▶ **Problem statement**: Retype all of the listing exactly, passing over any picture you find.

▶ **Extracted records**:
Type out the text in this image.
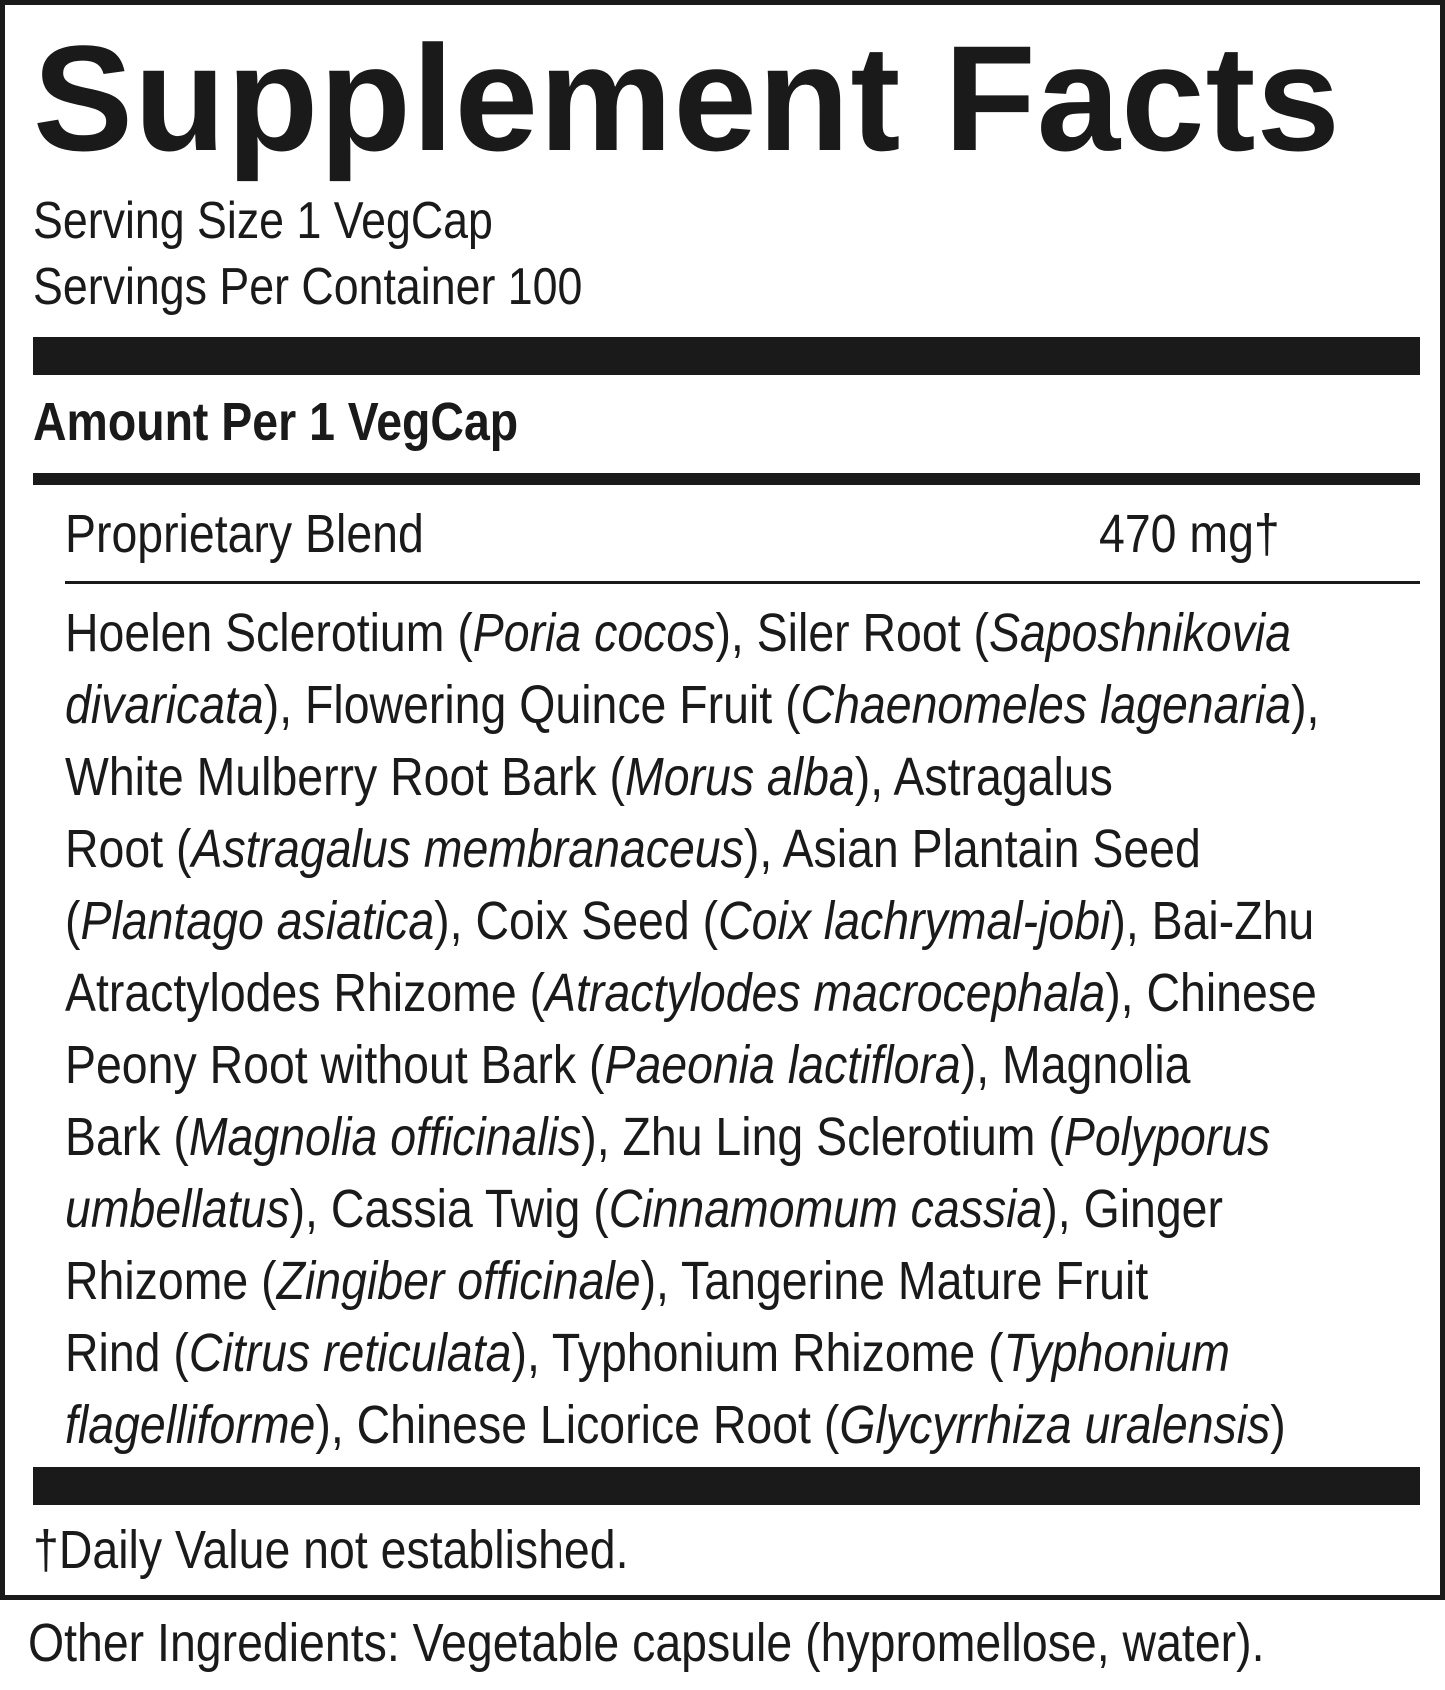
Supplement Facts
Serving Size 1 VegCap
Servings Per Container 100
Amount Per 1 VegCap
Proprietary Blend	470 mg†
Hoelen Sclerotium (Poria cocos), Siler Root (Saposhnikovia
divaricata), Flowering Quince Fruit (Chaenomeles lagenaria),
White Mulberry Root Bark (Morus alba), Astragalus
Root (Astragalus membranaceus), Asian Plantain Seed
(Plantago asiatica), Coix Seed (Coix lachrymal-jobi), Bai-Zhu
Atractylodes Rhizome (Atractylodes macrocephala), Chinese
Peony Root without Bark (Paeonia lactiflora), Magnolia
Bark (Magnolia officinalis), Zhu Ling Sclerotium (Polyporus
umbellatus), Cassia Twig (Cinnamomum cassia), Ginger
Rhizome (Zingiber officinale), Tangerine Mature Fruit
Rind (Citrus reticulata), Typhonium Rhizome (Typhonium
flagelliforme), Chinese Licorice Root (Glycyrrhiza uralensis)
†Daily Value not established.
Other Ingredients: Vegetable capsule (hypromellose, water).
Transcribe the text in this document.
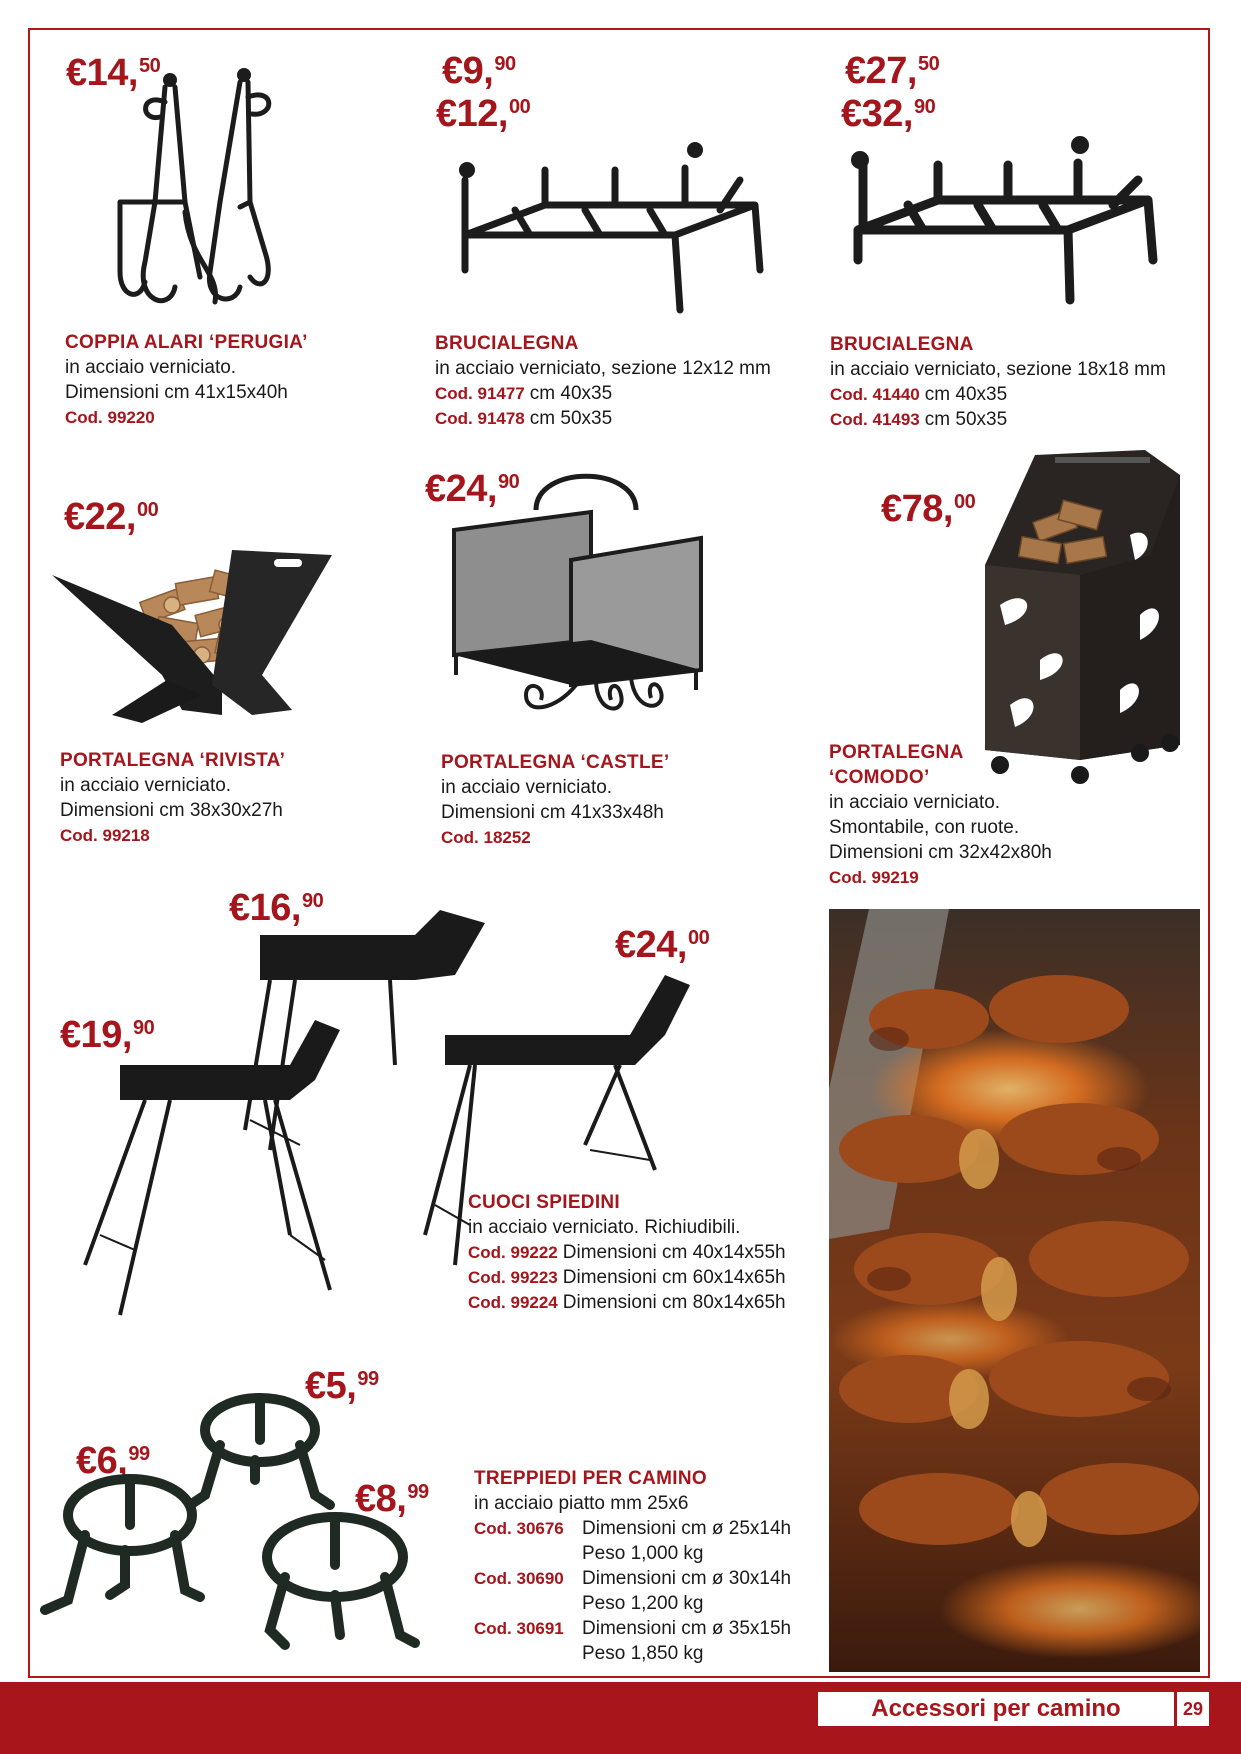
€14,50
COPPIA ALARI ‘PERUGIA’
in acciaio verniciato.
Dimensioni cm 41x15x40h
Cod. 99220
€9,90
€12,00
BRUCIALEGNA
in acciaio verniciato, sezione 12x12 mm
Cod. 91477 cm 40x35
Cod. 91478 cm 50x35
€27,50
€32,90
BRUCIALEGNA
in acciaio verniciato, sezione 18x18 mm
Cod. 41440 cm 40x35
Cod. 41493 cm 50x35
€22,00
PORTALEGNA ‘RIVISTA’
in acciaio verniciato.
Dimensioni cm 38x30x27h
Cod. 99218
€24,90
PORTALEGNA ‘CASTLE’
in acciaio verniciato.
Dimensioni cm 41x33x48h
Cod. 18252
€78,00
PORTALEGNA
‘COMODO’
in acciaio verniciato.
Smontabile, con ruote.
Dimensioni cm 32x42x80h
Cod. 99219
€16,90
€24,00
€19,90
CUOCI SPIEDINI
in acciaio verniciato. Richiudibili.
Cod. 99222 Dimensioni cm 40x14x55h
Cod. 99223 Dimensioni cm 60x14x65h
Cod. 99224 Dimensioni cm 80x14x65h
€5,99
€6,99
€8,99
TREPPIEDI PER CAMINO
in acciaio piatto mm 25x6
Cod. 30676 Dimensioni cm ø 25x14h
Peso 1,000 kg
Cod. 30690 Dimensioni cm ø 30x14h
Peso 1,200 kg
Cod. 30691 Dimensioni cm ø 35x15h
Peso 1,850 kg
Accessori per camino	29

▶ **Correct result**:
Type out the text in this image.
Supplement Facts
Serving Size 1 VegCap
Servings Per Container 100
Amount Per 1 VegCap
Proprietary Blend	470 mg†
Hoelen Sclerotium (Poria cocos), Siler Root (Saposhnikovia
divaricata), Flowering Quince Fruit (Chaenomeles lagenaria),
White Mulberry Root Bark (Morus alba), Astragalus
Root (Astragalus membranaceus), Asian Plantain Seed
(Plantago asiatica), Coix Seed (Coix lachrymal-jobi), Bai-Zhu
Atractylodes Rhizome (Atractylodes macrocephala), Chinese
Peony Root without Bark (Paeonia lactiflora), Magnolia
Bark (Magnolia officinalis), Zhu Ling Sclerotium (Polyporus
umbellatus), Cassia Twig (Cinnamomum cassia), Ginger
Rhizome (Zingiber officinale), Tangerine Mature Fruit
Rind (Citrus reticulata), Typhonium Rhizome (Typhonium
flagelliforme), Chinese Licorice Root (Glycyrrhiza uralensis)
†Daily Value not established.
Other Ingredients: Vegetable capsule (hypromellose, water).
Transcribe the text in this document.
€14,50
COPPIA ALARI ‘PERUGIA’
in acciaio verniciato.
Dimensioni cm 41x15x40h
Cod. 99220
€9,90
€12,00
BRUCIALEGNA
in acciaio verniciato, sezione 12x12 mm
Cod. 91477 cm 40x35
Cod. 91478 cm 50x35
€27,50
€32,90
BRUCIALEGNA
in acciaio verniciato, sezione 18x18 mm
Cod. 41440 cm 40x35
Cod. 41493 cm 50x35
€22,00
PORTALEGNA ‘RIVISTA’
in acciaio verniciato.
Dimensioni cm 38x30x27h
Cod. 99218
€24,90
PORTALEGNA ‘CASTLE’
in acciaio verniciato.
Dimensioni cm 41x33x48h
Cod. 18252
€78,00
PORTALEGNA
‘COMODO’
in acciaio verniciato.
Smontabile, con ruote.
Dimensioni cm 32x42x80h
Cod. 99219
€16,90
€24,00
€19,90
CUOCI SPIEDINI
in acciaio verniciato. Richiudibili.
Cod. 99222 Dimensioni cm 40x14x55h
Cod. 99223 Dimensioni cm 60x14x65h
Cod. 99224 Dimensioni cm 80x14x65h
€5,99
€6,99
€8,99
TREPPIEDI PER CAMINO
in acciaio piatto mm 25x6
Cod. 30676 Dimensioni cm ø 25x14h
Peso 1,000 kg
Cod. 30690 Dimensioni cm ø 30x14h
Peso 1,200 kg
Cod. 30691 Dimensioni cm ø 35x15h
Peso 1,850 kg
Accessori per camino	29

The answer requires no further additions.